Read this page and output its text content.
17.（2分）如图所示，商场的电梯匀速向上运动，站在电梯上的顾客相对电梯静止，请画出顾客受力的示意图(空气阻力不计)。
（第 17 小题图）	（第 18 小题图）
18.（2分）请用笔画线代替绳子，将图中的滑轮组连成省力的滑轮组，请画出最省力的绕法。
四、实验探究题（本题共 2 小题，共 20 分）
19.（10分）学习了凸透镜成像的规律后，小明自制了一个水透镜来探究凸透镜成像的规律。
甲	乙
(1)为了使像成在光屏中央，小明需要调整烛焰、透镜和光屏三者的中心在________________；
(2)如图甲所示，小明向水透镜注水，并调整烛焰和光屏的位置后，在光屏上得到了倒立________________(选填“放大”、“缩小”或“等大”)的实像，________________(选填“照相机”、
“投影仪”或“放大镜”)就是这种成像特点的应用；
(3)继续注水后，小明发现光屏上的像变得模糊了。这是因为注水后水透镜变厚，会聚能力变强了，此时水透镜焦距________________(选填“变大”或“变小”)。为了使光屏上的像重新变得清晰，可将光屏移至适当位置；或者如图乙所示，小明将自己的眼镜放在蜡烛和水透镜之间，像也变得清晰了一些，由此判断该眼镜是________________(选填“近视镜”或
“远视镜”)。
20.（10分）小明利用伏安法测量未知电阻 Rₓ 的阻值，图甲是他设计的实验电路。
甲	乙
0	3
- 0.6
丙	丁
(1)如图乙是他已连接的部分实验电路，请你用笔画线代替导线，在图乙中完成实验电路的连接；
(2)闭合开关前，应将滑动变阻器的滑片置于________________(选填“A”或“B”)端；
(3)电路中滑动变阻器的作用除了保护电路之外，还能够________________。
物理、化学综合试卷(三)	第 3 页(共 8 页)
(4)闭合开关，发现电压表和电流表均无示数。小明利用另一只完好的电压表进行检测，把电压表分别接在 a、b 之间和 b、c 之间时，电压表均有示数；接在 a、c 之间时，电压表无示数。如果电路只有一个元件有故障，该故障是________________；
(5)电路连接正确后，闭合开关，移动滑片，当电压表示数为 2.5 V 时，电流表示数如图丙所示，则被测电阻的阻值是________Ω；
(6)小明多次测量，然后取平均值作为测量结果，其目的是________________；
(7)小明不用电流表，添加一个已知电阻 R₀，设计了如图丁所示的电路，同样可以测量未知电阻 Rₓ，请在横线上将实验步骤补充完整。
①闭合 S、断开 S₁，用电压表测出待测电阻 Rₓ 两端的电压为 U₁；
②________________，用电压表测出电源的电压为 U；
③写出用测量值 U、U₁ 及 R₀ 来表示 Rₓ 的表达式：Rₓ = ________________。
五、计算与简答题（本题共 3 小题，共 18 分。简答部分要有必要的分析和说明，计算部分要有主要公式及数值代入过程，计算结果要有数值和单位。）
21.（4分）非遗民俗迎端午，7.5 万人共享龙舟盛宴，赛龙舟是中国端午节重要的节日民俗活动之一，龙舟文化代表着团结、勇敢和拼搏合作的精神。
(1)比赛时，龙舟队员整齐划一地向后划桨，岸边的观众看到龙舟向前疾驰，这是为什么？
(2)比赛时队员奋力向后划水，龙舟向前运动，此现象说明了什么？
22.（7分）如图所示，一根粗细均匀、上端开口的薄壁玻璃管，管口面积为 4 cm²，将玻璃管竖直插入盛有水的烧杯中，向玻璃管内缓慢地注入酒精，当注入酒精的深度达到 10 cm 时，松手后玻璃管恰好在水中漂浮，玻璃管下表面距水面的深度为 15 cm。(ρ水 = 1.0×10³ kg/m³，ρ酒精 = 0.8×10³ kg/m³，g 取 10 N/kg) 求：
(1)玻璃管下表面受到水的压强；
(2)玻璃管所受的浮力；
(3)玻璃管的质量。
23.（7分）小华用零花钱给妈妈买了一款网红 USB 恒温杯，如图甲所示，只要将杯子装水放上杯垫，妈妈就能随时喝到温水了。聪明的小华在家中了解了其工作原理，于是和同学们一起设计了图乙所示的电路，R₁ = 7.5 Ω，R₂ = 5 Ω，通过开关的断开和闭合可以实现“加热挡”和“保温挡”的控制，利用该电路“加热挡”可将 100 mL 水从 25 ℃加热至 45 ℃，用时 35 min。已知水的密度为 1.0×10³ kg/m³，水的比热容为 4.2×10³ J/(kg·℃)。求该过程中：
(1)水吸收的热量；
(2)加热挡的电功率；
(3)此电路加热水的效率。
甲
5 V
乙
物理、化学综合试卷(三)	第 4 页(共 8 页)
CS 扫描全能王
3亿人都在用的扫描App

**Aim of the task**
Retype all the records, matching them exactly.

**Response to this task**
Read this page and output its text content.
17.（2分）如图所示，商场的电梯匀速向上运动，站在电梯上的顾客相对电梯静止，请画出顾客受力的示意图(空气阻力不计)。
（第 17 小题图）	（第 18 小题图）
18.（2分）请用笔画线代替绳子，将图中的滑轮组连成省力的滑轮组，请画出最省力的绕法。
四、实验探究题（本题共 2 小题，共 20 分）
19.（10分）学习了凸透镜成像的规律后，小明自制了一个水透镜来探究凸透镜成像的规律。
甲	乙
(1)为了使像成在光屏中央，小明需要调整烛焰、透镜和光屏三者的中心在________________；
(2)如图甲所示，小明向水透镜注水，并调整烛焰和光屏的位置后，在光屏上得到了倒立________________(选填“放大”、“缩小”或“等大”)的实像，________________(选填“照相机”、
“投影仪”或“放大镜”)就是这种成像特点的应用；
(3)继续注水后，小明发现光屏上的像变得模糊了。这是因为注水后水透镜变厚，会聚能力变强了，此时水透镜焦距________________(选填“变大”或“变小”)。为了使光屏上的像重新变得清晰，可将光屏移至适当位置；或者如图乙所示，小明将自己的眼镜放在蜡烛和水透镜之间，像也变得清晰了一些，由此判断该眼镜是________________(选填“近视镜”或
“远视镜”)。
20.（10分）小明利用伏安法测量未知电阻 Rₓ 的阻值，图甲是他设计的实验电路。
甲	乙
0	3
- 0.6
丙	丁
(1)如图乙是他已连接的部分实验电路，请你用笔画线代替导线，在图乙中完成实验电路的连接；
(2)闭合开关前，应将滑动变阻器的滑片置于________________(选填“A”或“B”)端；
(3)电路中滑动变阻器的作用除了保护电路之外，还能够________________。
物理、化学综合试卷(三)	第 3 页(共 8 页)
(4)闭合开关，发现电压表和电流表均无示数。小明利用另一只完好的电压表进行检测，把电压表分别接在 a、b 之间和 b、c 之间时，电压表均有示数；接在 a、c 之间时，电压表无示数。如果电路只有一个元件有故障，该故障是________________；
(5)电路连接正确后，闭合开关，移动滑片，当电压表示数为 2.5 V 时，电流表示数如图丙所示，则被测电阻的阻值是________Ω；
(6)小明多次测量，然后取平均值作为测量结果，其目的是________________；
(7)小明不用电流表，添加一个已知电阻 R₀，设计了如图丁所示的电路，同样可以测量未知电阻 Rₓ，请在横线上将实验步骤补充完整。
①闭合 S、断开 S₁，用电压表测出待测电阻 Rₓ 两端的电压为 U₁；
②________________，用电压表测出电源的电压为 U；
③写出用测量值 U、U₁ 及 R₀ 来表示 Rₓ 的表达式：Rₓ = ________________。
五、计算与简答题（本题共 3 小题，共 18 分。简答部分要有必要的分析和说明，计算部分要有主要公式及数值代入过程，计算结果要有数值和单位。）
21.（4分）非遗民俗迎端午，7.5 万人共享龙舟盛宴，赛龙舟是中国端午节重要的节日民俗活动之一，龙舟文化代表着团结、勇敢和拼搏合作的精神。
(1)比赛时，龙舟队员整齐划一地向后划桨，岸边的观众看到龙舟向前疾驰，这是为什么？
(2)比赛时队员奋力向后划水，龙舟向前运动，此现象说明了什么？
22.（7分）如图所示，一根粗细均匀、上端开口的薄壁玻璃管，管口面积为 4 cm²，将玻璃管竖直插入盛有水的烧杯中，向玻璃管内缓慢地注入酒精，当注入酒精的深度达到 10 cm 时，松手后玻璃管恰好在水中漂浮，玻璃管下表面距水面的深度为 15 cm。(ρ水 = 1.0×10³ kg/m³，ρ酒精 = 0.8×10³ kg/m³，g 取 10 N/kg) 求：
(1)玻璃管下表面受到水的压强；
(2)玻璃管所受的浮力；
(3)玻璃管的质量。
23.（7分）小华用零花钱给妈妈买了一款网红 USB 恒温杯，如图甲所示，只要将杯子装水放上杯垫，妈妈就能随时喝到温水了。聪明的小华在家中了解了其工作原理，于是和同学们一起设计了图乙所示的电路，R₁ = 7.5 Ω，R₂ = 5 Ω，通过开关的断开和闭合可以实现“加热挡”和“保温挡”的控制，利用该电路“加热挡”可将 100 mL 水从 25 ℃加热至 45 ℃，用时 35 min。已知水的密度为 1.0×10³ kg/m³，水的比热容为 4.2×10³ J/(kg·℃)。求该过程中：
(1)水吸收的热量；
(2)加热挡的电功率；
(3)此电路加热水的效率。
甲
5 V
乙
物理、化学综合试卷(三)	第 4 页(共 8 页)
CS 扫描全能王
3亿人都在用的扫描App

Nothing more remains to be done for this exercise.